Task directions:
Every line that contains the word "this" should be copied.

Stored entries:

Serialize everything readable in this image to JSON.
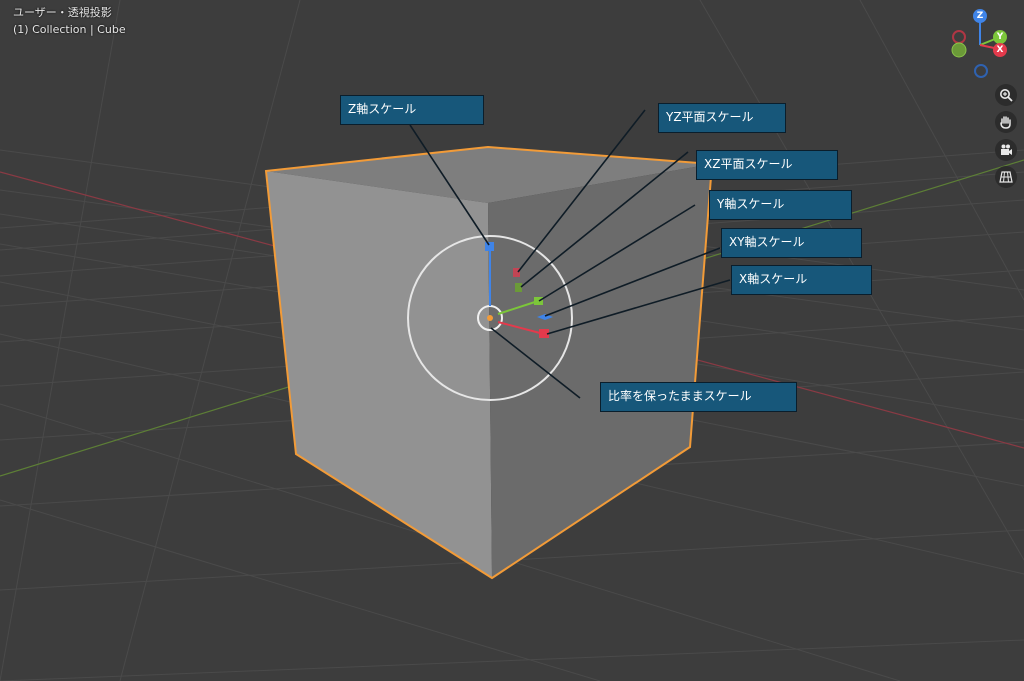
{
  "viewport": {
    "view_title": "ユーザー・透視投影",
    "collection_info": "(1) Collection | Cube",
    "colors": {
      "background": "#3d3d3d",
      "x_axis": "#e33a4c",
      "y_axis": "#7cc63a",
      "z_axis": "#3f84e8",
      "selection_outline": "#f29b38",
      "callout_fill": "#17577a"
    }
  },
  "gizmo": {
    "z_label": "Z",
    "y_label": "Y",
    "x_label": "X"
  },
  "nav_icons": [
    "zoom-icon",
    "pan-hand-icon",
    "camera-icon",
    "grid-icon"
  ],
  "callouts": {
    "z_axis": "Z軸スケール",
    "yz_plane": "YZ平面スケール",
    "xz_plane": "XZ平面スケール",
    "y_axis": "Y軸スケール",
    "xy_plane": "XY軸スケール",
    "x_axis": "X軸スケール",
    "uniform": "比率を保ったままスケール"
  }
}
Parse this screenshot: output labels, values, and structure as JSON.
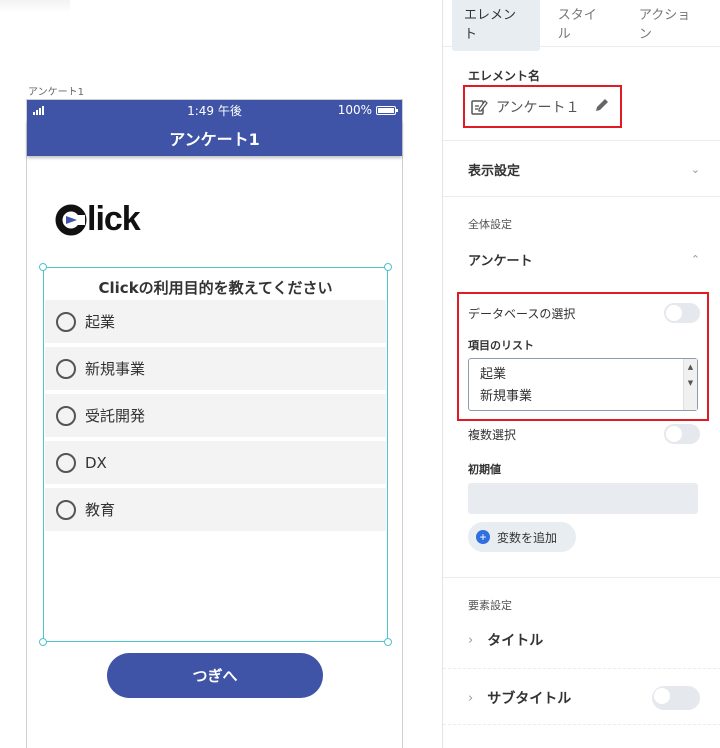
{
  "canvas": {
    "frame_label": "アンケート1",
    "status_bar": {
      "time": "1:49 午後",
      "battery": "100%"
    },
    "nav_title": "アンケート1",
    "logo_text": "Click",
    "survey": {
      "title": "Clickの利用目的を教えてください",
      "options": [
        "起業",
        "新規事業",
        "受託開発",
        "DX",
        "教育"
      ]
    },
    "next_button": "つぎへ"
  },
  "panel": {
    "tabs": [
      "エレメント",
      "スタイル",
      "アクション"
    ],
    "element_name_label": "エレメント名",
    "element_name_value": "アンケート１",
    "display_settings": "表示設定",
    "global_settings": "全体設定",
    "survey_section": "アンケート",
    "db_select_label": "データベースの選択",
    "item_list_label": "項目のリスト",
    "item_list_lines": [
      "起業",
      "新規事業"
    ],
    "multi_select_label": "複数選択",
    "initial_value_label": "初期値",
    "add_variable": "変数を追加",
    "element_settings": "要素設定",
    "title_item": "タイトル",
    "subtitle_item": "サブタイトル"
  },
  "colors": {
    "brand": "#3f54a6",
    "selection": "#4fc3d0",
    "highlight": "#e01b24",
    "accent": "#2f6fe0"
  },
  "icons": [
    "signal-icon",
    "battery-icon",
    "click-logo-icon",
    "edit-document-icon",
    "pencil-icon",
    "chevron-down-icon",
    "chevron-up-icon",
    "chevron-right-icon",
    "plus-icon"
  ]
}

Task output:
Serialize everything readable in this image to JSON.
Parse this screenshot: output labels, values, and structure as JSON.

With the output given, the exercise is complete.